**Exercise requirements**
Set down exactly, and only, the lines from the one with "Transcribe this image's" to the final line of the entries, both included.

[Saved data entries]
──────────

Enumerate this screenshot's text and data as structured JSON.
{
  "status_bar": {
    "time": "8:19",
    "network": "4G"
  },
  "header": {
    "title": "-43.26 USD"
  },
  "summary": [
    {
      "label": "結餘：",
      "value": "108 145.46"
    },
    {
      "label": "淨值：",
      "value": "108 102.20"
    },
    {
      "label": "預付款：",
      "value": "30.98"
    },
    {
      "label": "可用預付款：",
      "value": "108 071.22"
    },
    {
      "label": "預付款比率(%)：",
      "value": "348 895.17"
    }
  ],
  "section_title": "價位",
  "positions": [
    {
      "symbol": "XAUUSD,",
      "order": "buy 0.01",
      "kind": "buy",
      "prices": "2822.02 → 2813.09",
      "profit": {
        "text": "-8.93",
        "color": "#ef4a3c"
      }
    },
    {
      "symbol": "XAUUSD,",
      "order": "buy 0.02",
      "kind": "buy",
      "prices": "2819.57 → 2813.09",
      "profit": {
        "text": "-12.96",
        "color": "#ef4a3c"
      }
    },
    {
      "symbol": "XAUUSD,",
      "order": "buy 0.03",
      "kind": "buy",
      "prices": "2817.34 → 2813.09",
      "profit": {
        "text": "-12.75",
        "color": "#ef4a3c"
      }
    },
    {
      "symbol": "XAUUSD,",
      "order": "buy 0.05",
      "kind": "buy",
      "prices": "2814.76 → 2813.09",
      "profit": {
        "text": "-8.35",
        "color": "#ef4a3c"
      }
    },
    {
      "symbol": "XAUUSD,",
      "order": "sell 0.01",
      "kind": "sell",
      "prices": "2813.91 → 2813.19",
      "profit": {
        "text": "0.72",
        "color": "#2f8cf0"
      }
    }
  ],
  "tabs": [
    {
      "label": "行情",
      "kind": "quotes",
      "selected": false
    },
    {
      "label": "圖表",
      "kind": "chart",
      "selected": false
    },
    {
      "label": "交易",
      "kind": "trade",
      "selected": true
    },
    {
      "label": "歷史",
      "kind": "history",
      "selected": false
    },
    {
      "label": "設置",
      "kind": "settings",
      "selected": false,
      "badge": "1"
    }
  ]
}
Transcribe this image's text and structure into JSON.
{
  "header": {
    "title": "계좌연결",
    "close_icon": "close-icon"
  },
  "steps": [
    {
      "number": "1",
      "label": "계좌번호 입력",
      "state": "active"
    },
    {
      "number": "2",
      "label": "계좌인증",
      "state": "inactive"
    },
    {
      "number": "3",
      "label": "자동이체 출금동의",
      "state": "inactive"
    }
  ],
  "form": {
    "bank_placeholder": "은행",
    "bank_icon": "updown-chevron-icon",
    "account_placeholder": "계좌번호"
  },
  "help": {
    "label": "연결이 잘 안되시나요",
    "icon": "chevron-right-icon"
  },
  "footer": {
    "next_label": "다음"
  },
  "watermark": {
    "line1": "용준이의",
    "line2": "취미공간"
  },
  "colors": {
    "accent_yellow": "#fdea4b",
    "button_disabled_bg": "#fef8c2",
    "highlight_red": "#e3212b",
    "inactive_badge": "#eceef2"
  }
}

──────────

**Output below**
Transcribe this image's text and structure into JSON.
{
  "header": {
    "title": "계좌연결",
    "close_icon": "close-icon"
  },
  "steps": [
    {
      "number": "1",
      "label": "계좌번호 입력",
      "state": "active"
    },
    {
      "number": "2",
      "label": "계좌인증",
      "state": "inactive"
    },
    {
      "number": "3",
      "label": "자동이체 출금동의",
      "state": "inactive"
    }
  ],
  "form": {
    "bank_placeholder": "은행",
    "bank_icon": "updown-chevron-icon",
    "account_placeholder": "계좌번호"
  },
  "help": {
    "label": "연결이 잘 안되시나요",
    "icon": "chevron-right-icon"
  },
  "footer": {
    "next_label": "다음"
  },
  "watermark": {
    "line1": "용준이의",
    "line2": "취미공간"
  },
  "colors": {
    "accent_yellow": "#fdea4b",
    "button_disabled_bg": "#fef8c2",
    "highlight_red": "#e3212b",
    "inactive_badge": "#eceef2"
  }
}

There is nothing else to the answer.